_Data lines:_
━━━━━━━━━━
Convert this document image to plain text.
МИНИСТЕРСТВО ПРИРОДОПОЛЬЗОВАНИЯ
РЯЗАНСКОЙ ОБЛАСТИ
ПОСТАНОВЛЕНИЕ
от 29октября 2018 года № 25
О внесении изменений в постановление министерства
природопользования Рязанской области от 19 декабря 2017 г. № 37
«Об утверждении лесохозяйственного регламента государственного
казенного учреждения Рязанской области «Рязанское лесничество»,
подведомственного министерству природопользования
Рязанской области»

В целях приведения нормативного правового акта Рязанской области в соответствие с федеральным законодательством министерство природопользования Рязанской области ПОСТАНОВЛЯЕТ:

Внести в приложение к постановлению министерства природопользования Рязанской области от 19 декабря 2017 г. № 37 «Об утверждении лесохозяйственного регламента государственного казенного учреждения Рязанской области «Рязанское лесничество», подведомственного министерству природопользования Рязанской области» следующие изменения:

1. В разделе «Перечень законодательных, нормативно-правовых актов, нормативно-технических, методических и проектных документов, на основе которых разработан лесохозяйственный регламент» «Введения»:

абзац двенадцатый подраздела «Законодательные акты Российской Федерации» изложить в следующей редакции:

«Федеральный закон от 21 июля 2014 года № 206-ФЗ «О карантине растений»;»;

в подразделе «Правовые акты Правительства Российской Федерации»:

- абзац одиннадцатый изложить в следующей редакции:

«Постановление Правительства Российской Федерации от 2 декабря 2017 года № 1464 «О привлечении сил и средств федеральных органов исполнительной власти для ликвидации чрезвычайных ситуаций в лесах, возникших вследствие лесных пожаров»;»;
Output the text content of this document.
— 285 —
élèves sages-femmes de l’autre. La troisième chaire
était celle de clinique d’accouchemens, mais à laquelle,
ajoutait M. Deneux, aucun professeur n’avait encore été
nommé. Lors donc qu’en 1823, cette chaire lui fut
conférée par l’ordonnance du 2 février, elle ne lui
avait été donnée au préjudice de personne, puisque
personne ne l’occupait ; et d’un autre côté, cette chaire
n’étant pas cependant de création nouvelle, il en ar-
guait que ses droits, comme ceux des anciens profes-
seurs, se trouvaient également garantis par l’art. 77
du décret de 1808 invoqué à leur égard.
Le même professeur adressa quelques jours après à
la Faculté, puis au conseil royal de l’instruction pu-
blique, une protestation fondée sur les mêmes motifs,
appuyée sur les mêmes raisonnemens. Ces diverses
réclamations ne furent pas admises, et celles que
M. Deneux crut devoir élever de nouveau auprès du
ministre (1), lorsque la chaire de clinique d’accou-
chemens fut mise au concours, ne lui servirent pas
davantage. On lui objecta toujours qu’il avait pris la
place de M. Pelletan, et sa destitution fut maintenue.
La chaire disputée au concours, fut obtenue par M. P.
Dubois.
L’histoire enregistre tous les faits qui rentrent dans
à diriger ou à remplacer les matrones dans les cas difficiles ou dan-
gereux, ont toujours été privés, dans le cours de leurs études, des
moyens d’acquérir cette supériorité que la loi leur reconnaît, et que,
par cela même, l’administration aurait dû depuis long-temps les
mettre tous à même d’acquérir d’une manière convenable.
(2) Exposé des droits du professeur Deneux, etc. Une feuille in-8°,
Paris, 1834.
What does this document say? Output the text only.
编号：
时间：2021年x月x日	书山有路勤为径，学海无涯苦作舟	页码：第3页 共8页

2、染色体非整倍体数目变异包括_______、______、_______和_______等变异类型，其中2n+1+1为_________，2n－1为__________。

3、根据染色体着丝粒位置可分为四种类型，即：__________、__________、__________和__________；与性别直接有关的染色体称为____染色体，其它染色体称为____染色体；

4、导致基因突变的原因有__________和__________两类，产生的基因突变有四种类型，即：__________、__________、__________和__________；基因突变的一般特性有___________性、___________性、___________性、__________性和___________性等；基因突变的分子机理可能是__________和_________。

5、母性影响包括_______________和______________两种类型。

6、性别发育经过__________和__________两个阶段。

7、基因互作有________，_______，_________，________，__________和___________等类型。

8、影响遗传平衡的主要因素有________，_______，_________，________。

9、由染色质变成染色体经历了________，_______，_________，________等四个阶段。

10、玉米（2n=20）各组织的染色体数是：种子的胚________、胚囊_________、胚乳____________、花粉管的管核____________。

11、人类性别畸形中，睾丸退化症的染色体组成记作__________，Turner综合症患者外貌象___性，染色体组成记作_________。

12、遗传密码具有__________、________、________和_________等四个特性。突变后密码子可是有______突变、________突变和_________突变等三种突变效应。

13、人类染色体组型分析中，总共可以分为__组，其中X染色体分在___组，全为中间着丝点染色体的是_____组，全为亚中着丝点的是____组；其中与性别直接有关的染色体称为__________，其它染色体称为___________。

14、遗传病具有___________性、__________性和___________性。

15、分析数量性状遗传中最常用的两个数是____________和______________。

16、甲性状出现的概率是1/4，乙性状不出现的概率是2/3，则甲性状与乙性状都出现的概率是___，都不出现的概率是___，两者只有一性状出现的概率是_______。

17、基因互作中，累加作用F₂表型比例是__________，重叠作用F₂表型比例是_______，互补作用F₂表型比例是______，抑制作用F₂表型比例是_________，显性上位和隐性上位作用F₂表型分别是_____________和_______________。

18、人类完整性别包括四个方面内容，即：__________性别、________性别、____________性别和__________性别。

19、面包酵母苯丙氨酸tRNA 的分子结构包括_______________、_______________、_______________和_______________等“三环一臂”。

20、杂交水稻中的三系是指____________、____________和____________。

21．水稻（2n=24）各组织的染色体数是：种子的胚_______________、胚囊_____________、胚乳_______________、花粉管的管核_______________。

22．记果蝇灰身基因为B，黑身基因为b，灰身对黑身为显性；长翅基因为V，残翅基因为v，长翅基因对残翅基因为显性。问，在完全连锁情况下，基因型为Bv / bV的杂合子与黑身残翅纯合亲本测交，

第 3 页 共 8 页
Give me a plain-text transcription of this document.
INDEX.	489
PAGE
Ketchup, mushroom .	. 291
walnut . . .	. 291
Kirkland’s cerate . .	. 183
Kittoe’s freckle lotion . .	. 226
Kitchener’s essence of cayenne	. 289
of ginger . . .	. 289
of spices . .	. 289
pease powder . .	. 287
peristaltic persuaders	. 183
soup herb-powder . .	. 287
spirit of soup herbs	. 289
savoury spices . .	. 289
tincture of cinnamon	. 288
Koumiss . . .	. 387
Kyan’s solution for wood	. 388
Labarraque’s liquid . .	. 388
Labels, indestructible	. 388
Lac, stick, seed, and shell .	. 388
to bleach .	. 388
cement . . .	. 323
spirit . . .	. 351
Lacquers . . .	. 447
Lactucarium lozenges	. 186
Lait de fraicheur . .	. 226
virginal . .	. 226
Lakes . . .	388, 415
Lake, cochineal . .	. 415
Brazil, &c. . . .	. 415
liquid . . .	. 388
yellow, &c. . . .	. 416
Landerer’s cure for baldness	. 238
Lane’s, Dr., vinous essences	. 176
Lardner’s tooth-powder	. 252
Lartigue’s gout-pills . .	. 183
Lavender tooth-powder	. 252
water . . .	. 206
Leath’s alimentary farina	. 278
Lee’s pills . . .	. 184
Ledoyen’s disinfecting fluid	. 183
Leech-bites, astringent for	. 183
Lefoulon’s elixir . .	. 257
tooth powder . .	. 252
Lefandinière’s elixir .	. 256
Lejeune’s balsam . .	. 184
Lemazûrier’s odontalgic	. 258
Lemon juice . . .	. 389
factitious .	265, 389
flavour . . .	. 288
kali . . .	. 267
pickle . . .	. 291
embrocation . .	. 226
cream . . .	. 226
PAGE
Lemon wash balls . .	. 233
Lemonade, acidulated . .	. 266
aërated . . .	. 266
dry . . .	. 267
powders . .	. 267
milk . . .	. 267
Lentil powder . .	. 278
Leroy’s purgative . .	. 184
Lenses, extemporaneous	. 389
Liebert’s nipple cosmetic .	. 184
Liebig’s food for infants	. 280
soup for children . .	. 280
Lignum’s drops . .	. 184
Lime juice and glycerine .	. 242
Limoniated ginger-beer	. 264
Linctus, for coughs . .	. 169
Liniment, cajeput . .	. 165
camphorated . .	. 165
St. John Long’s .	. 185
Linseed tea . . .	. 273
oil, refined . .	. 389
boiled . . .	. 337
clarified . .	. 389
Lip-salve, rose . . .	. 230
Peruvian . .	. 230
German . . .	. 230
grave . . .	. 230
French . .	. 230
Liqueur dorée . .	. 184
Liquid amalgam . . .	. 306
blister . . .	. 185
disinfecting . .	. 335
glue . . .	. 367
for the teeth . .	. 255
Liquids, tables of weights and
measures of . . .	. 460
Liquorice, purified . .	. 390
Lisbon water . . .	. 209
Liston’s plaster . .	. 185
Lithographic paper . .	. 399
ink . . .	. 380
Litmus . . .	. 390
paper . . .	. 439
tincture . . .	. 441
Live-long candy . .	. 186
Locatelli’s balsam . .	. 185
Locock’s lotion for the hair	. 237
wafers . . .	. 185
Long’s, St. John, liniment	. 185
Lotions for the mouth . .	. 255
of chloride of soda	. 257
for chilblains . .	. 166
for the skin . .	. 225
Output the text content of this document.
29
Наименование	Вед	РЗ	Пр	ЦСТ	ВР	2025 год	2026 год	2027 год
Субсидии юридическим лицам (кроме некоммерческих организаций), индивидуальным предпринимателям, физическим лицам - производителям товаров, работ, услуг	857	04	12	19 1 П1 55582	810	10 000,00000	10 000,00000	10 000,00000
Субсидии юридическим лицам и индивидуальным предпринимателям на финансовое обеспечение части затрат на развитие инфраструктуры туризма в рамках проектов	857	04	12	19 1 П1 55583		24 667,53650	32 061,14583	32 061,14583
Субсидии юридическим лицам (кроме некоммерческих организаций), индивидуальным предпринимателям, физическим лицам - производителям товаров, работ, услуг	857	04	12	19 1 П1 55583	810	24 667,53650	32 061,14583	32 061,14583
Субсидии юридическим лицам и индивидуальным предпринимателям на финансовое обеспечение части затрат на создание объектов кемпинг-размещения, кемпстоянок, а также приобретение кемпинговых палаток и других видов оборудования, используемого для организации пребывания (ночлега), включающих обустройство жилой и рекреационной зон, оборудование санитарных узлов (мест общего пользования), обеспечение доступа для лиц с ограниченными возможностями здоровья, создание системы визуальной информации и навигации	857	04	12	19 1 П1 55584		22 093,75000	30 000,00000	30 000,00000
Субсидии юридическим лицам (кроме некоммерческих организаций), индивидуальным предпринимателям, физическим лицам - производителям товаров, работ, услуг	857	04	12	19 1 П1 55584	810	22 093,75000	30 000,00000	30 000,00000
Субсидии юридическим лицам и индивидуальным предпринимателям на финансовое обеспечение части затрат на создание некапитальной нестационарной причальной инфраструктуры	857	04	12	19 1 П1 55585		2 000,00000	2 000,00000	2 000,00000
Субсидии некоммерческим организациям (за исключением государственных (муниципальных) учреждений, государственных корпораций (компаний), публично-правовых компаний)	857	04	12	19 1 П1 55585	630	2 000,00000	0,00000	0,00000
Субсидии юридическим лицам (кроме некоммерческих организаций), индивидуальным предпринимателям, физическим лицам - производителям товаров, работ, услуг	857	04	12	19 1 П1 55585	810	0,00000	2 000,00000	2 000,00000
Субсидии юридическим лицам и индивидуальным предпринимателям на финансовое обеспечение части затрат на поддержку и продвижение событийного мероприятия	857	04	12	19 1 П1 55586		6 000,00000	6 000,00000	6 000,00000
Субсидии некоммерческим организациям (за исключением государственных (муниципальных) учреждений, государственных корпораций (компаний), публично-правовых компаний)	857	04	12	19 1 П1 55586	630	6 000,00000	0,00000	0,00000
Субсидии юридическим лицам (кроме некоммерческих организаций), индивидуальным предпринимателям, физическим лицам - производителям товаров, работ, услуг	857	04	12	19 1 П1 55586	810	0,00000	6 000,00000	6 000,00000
━━━━━━━━━━
Gather every line containing the word "droits" and copy it.

_The output:_
guait que ses droits, comme ceux des anciens profes-
(2) Exposé des droits du professeur Deneux, etc. Une feuille in-8°,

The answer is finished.